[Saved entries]
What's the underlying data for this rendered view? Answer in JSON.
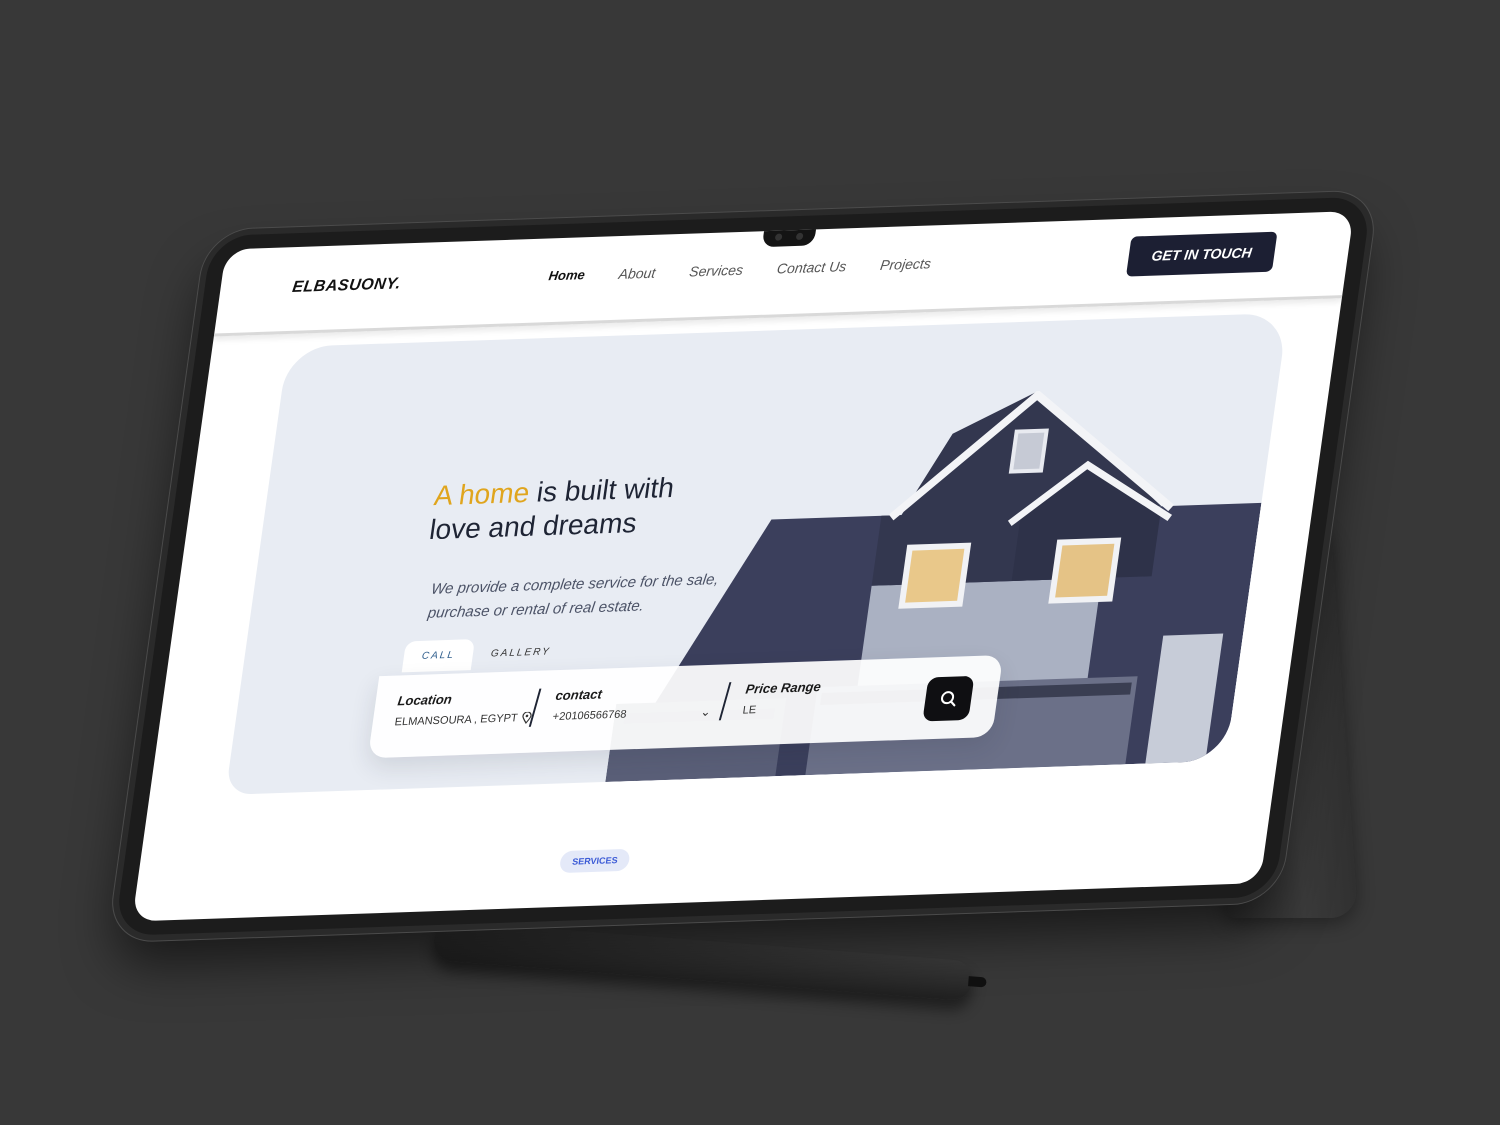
{
  "brand": {
    "logo": "ELBASUONY."
  },
  "nav": {
    "links": [
      "Home",
      "About",
      "Services",
      "Contact Us",
      "Projects"
    ],
    "cta": "GET IN TOUCH"
  },
  "hero": {
    "headline_accent": "A home",
    "headline_rest_1": " is built with",
    "headline_line_2": "love and dreams",
    "subtext": "We provide a complete service for the sale, purchase or rental of real estate.",
    "tabs": [
      "CALL",
      "GALLERY"
    ],
    "search": {
      "location_label": "Location",
      "location_value": "ELMANSOURA , EGYPT",
      "contact_label": "contact",
      "contact_value": "+20106566768",
      "price_label": "Price Range",
      "price_value": "LE"
    }
  },
  "section_pill": "SERVICES",
  "colors": {
    "accent": "#e0a51d",
    "cta_bg": "#1c1f33",
    "hero_bg": "#e8ecf3",
    "house_roof": "#3b3f5c",
    "pill_text": "#3c5bd6"
  },
  "icons": [
    "location-pin-icon",
    "chevron-down-icon",
    "search-icon"
  ]
}
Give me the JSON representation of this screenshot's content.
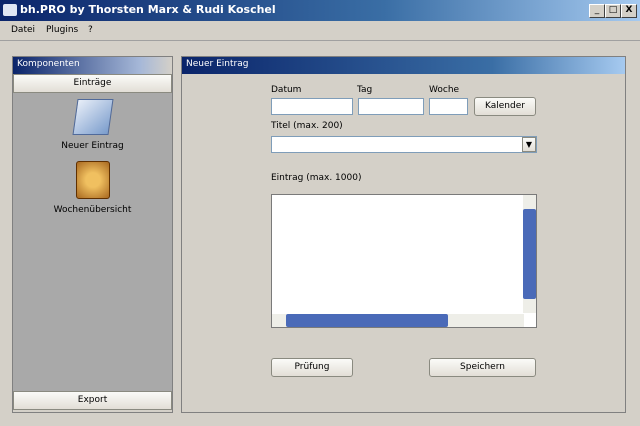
{
  "window": {
    "title": "bh.PRO by Thorsten Marx & Rudi Koschel",
    "min": "_",
    "max": "□",
    "close": "X"
  },
  "menu": [
    "Datei",
    "Plugins",
    "?"
  ],
  "sidebar": {
    "title": "Komponenten",
    "section": "Einträge",
    "items": [
      {
        "label": "Neuer Eintrag"
      },
      {
        "label": "Wochenübersicht"
      }
    ],
    "bottom": "Export"
  },
  "form": {
    "title": "Neuer Eintrag",
    "datum": "Datum",
    "tag": "Tag",
    "woche": "Woche",
    "kalender": "Kalender",
    "titel": "Titel (max. 200)",
    "eintrag": "Eintrag (max. 1000)",
    "pruefung": "Prüfung",
    "speichern": "Speichern"
  }
}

▶ **Task instructions**: Exactly as written, set down the lines from the line holding "Give me the" to the last line of the data, both ends included, pictures excluded.

▶ **Solved problem**:
Give me the JSON representation of this screenshot's content.
{
  "window": {
    "title": "bh.PRO by Thorsten Marx & Rudi Koschel",
    "min": "_",
    "max": "□",
    "close": "X"
  },
  "menu": [
    "Datei",
    "Plugins",
    "?"
  ],
  "sidebar": {
    "title": "Komponenten",
    "section": "Einträge",
    "items": [
      {
        "label": "Neuer Eintrag"
      },
      {
        "label": "Wochenübersicht"
      }
    ],
    "bottom": "Export"
  },
  "form": {
    "title": "Neuer Eintrag",
    "datum": "Datum",
    "tag": "Tag",
    "woche": "Woche",
    "kalender": "Kalender",
    "titel": "Titel (max. 200)",
    "eintrag": "Eintrag (max. 1000)",
    "pruefung": "Prüfung",
    "speichern": "Speichern"
  }
}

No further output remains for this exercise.